» ENTRIES SUPPLIED
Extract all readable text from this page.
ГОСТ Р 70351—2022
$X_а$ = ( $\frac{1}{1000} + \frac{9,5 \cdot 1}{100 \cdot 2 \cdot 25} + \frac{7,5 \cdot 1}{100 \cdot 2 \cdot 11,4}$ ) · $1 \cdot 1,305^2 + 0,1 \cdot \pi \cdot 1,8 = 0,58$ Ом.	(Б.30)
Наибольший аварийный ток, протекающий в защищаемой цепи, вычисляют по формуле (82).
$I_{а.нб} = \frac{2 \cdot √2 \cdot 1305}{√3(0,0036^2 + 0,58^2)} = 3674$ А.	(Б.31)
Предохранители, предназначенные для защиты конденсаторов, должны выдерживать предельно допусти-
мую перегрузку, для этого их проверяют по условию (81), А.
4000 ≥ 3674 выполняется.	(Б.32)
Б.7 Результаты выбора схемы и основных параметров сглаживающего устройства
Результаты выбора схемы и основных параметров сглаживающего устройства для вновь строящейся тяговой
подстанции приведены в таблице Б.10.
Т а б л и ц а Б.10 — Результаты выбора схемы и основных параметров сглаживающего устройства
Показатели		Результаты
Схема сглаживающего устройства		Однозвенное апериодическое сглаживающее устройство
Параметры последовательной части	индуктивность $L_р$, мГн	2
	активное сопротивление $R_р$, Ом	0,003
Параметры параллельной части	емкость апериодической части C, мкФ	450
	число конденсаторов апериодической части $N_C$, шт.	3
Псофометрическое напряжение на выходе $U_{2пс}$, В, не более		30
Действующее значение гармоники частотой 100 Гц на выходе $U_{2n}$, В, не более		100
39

» GIVEN INSTRUCTION
Report each line in the data that holds the word "основных".

» ANSWER IN FULL
Б.7 Результаты выбора схемы и основных параметров сглаживающего устройства
Результаты выбора схемы и основных параметров сглаживающего устройства для вновь строящейся тяговой
Т а б л и ц а Б.10 — Результаты выбора схемы и основных параметров сглаживающего устройства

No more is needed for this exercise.